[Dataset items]
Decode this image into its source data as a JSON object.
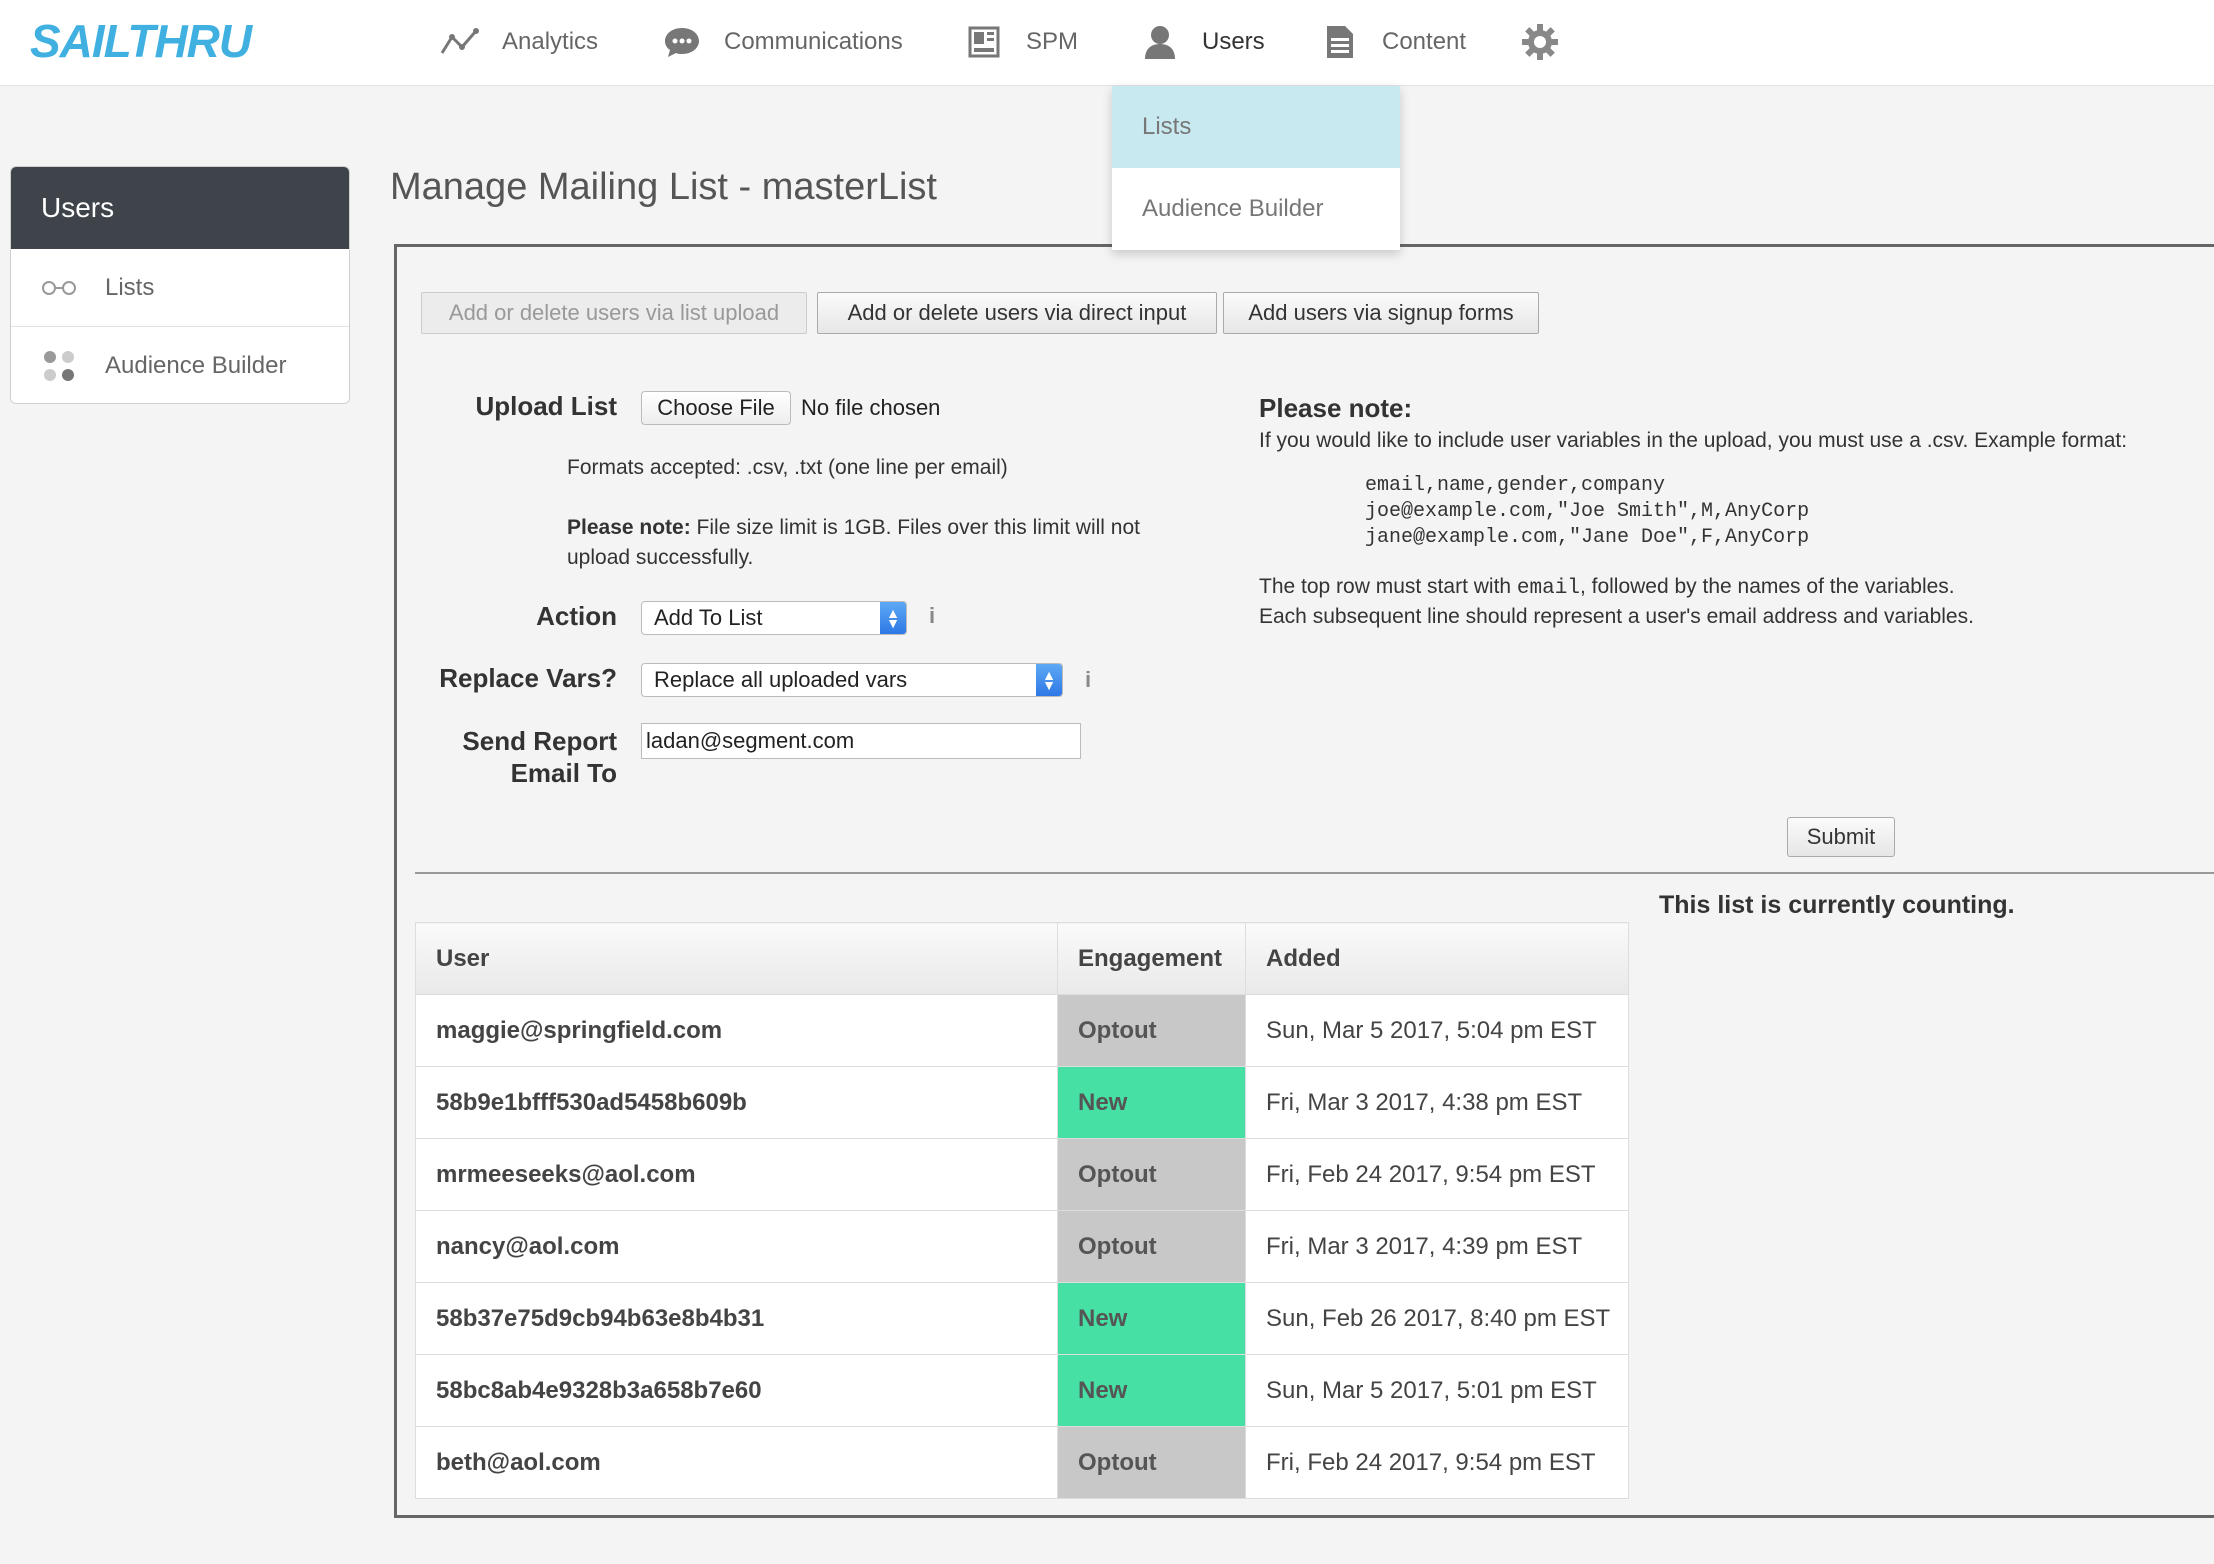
{
  "app": {
    "logo": "SAILTHRU"
  },
  "nav": {
    "items": [
      {
        "label": "Analytics",
        "icon": "analytics-icon"
      },
      {
        "label": "Communications",
        "icon": "chat-bubble-icon"
      },
      {
        "label": "SPM",
        "icon": "layout-icon"
      },
      {
        "label": "Users",
        "icon": "user-icon"
      },
      {
        "label": "Content",
        "icon": "document-icon"
      }
    ],
    "settings_icon": "gear-icon",
    "dropdown": [
      {
        "label": "Lists",
        "active": true
      },
      {
        "label": "Audience Builder",
        "active": false
      }
    ]
  },
  "sidebar": {
    "title": "Users",
    "items": [
      {
        "label": "Lists",
        "icon": "glasses-icon"
      },
      {
        "label": "Audience Builder",
        "icon": "dots-icon"
      }
    ]
  },
  "page": {
    "title": "Manage Mailing List - masterList"
  },
  "tabs": [
    {
      "label": "Add or delete users via list upload",
      "disabled": true
    },
    {
      "label": "Add or delete users via direct input",
      "disabled": false
    },
    {
      "label": "Add users via signup forms",
      "disabled": false
    }
  ],
  "form": {
    "upload_label": "Upload List",
    "choose_file": "Choose File",
    "no_file": "No file chosen",
    "formats": "Formats accepted: .csv, .txt (one line per email)",
    "size_note_bold": "Please note:",
    "size_note_line1": " File size limit is 1GB. Files over this limit will not",
    "size_note_line2": "upload successfully.",
    "action_label": "Action",
    "action_value": "Add To List",
    "replace_label": "Replace Vars?",
    "replace_value": "Replace all uploaded vars",
    "report_label_1": "Send Report",
    "report_label_2": "Email To",
    "report_email": "ladan@segment.com",
    "info_glyph": "i",
    "submit": "Submit"
  },
  "note": {
    "title": "Please note:",
    "line1": "If you would like to include user variables in the upload, you must use a .csv. Example format:",
    "code": "email,name,gender,company\njoe@example.com,\"Joe Smith\",M,AnyCorp\njane@example.com,\"Jane Doe\",F,AnyCorp",
    "line2_pre": "The top row must start with ",
    "line2_code": "email",
    "line2_post": ", followed by the names of the variables.",
    "line3": "Each subsequent line should represent a user's email address and variables."
  },
  "counting": "This list is currently counting.",
  "table": {
    "headers": [
      "User",
      "Engagement",
      "Added"
    ],
    "rows": [
      {
        "user": "maggie@springfield.com",
        "engagement": "Optout",
        "added": "Sun, Mar 5 2017, 5:04 pm EST"
      },
      {
        "user": "58b9e1bfff530ad5458b609b",
        "engagement": "New",
        "added": "Fri, Mar 3 2017, 4:38 pm EST"
      },
      {
        "user": "mrmeeseeks@aol.com",
        "engagement": "Optout",
        "added": "Fri, Feb 24 2017, 9:54 pm EST"
      },
      {
        "user": "nancy@aol.com",
        "engagement": "Optout",
        "added": "Fri, Mar 3 2017, 4:39 pm EST"
      },
      {
        "user": "58b37e75d9cb94b63e8b4b31",
        "engagement": "New",
        "added": "Sun, Feb 26 2017, 8:40 pm EST"
      },
      {
        "user": "58bc8ab4e9328b3a658b7e60",
        "engagement": "New",
        "added": "Sun, Mar 5 2017, 5:01 pm EST"
      },
      {
        "user": "beth@aol.com",
        "engagement": "Optout",
        "added": "Fri, Feb 24 2017, 9:54 pm EST"
      }
    ]
  },
  "colors": {
    "brand": "#3fb0e0",
    "new": "#46e0a4",
    "optout": "#c8c8c8",
    "dropdown_active": "#c8e9f0"
  }
}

EXERCISE -
Reproduce every record word for word. The copy must contain no pictures.

COMPLETED EXERCISE -
Decode this image into its source data as a JSON object.
{
  "app": {
    "logo": "SAILTHRU"
  },
  "nav": {
    "items": [
      {
        "label": "Analytics",
        "icon": "analytics-icon"
      },
      {
        "label": "Communications",
        "icon": "chat-bubble-icon"
      },
      {
        "label": "SPM",
        "icon": "layout-icon"
      },
      {
        "label": "Users",
        "icon": "user-icon"
      },
      {
        "label": "Content",
        "icon": "document-icon"
      }
    ],
    "settings_icon": "gear-icon",
    "dropdown": [
      {
        "label": "Lists",
        "active": true
      },
      {
        "label": "Audience Builder",
        "active": false
      }
    ]
  },
  "sidebar": {
    "title": "Users",
    "items": [
      {
        "label": "Lists",
        "icon": "glasses-icon"
      },
      {
        "label": "Audience Builder",
        "icon": "dots-icon"
      }
    ]
  },
  "page": {
    "title": "Manage Mailing List - masterList"
  },
  "tabs": [
    {
      "label": "Add or delete users via list upload",
      "disabled": true
    },
    {
      "label": "Add or delete users via direct input",
      "disabled": false
    },
    {
      "label": "Add users via signup forms",
      "disabled": false
    }
  ],
  "form": {
    "upload_label": "Upload List",
    "choose_file": "Choose File",
    "no_file": "No file chosen",
    "formats": "Formats accepted: .csv, .txt (one line per email)",
    "size_note_bold": "Please note:",
    "size_note_line1": " File size limit is 1GB. Files over this limit will not",
    "size_note_line2": "upload successfully.",
    "action_label": "Action",
    "action_value": "Add To List",
    "replace_label": "Replace Vars?",
    "replace_value": "Replace all uploaded vars",
    "report_label_1": "Send Report",
    "report_label_2": "Email To",
    "report_email": "ladan@segment.com",
    "info_glyph": "i",
    "submit": "Submit"
  },
  "note": {
    "title": "Please note:",
    "line1": "If you would like to include user variables in the upload, you must use a .csv. Example format:",
    "code": "email,name,gender,company\njoe@example.com,\"Joe Smith\",M,AnyCorp\njane@example.com,\"Jane Doe\",F,AnyCorp",
    "line2_pre": "The top row must start with ",
    "line2_code": "email",
    "line2_post": ", followed by the names of the variables.",
    "line3": "Each subsequent line should represent a user's email address and variables."
  },
  "counting": "This list is currently counting.",
  "table": {
    "headers": [
      "User",
      "Engagement",
      "Added"
    ],
    "rows": [
      {
        "user": "maggie@springfield.com",
        "engagement": "Optout",
        "added": "Sun, Mar 5 2017, 5:04 pm EST"
      },
      {
        "user": "58b9e1bfff530ad5458b609b",
        "engagement": "New",
        "added": "Fri, Mar 3 2017, 4:38 pm EST"
      },
      {
        "user": "mrmeeseeks@aol.com",
        "engagement": "Optout",
        "added": "Fri, Feb 24 2017, 9:54 pm EST"
      },
      {
        "user": "nancy@aol.com",
        "engagement": "Optout",
        "added": "Fri, Mar 3 2017, 4:39 pm EST"
      },
      {
        "user": "58b37e75d9cb94b63e8b4b31",
        "engagement": "New",
        "added": "Sun, Feb 26 2017, 8:40 pm EST"
      },
      {
        "user": "58bc8ab4e9328b3a658b7e60",
        "engagement": "New",
        "added": "Sun, Mar 5 2017, 5:01 pm EST"
      },
      {
        "user": "beth@aol.com",
        "engagement": "Optout",
        "added": "Fri, Feb 24 2017, 9:54 pm EST"
      }
    ]
  },
  "colors": {
    "brand": "#3fb0e0",
    "new": "#46e0a4",
    "optout": "#c8c8c8",
    "dropdown_active": "#c8e9f0"
  }
}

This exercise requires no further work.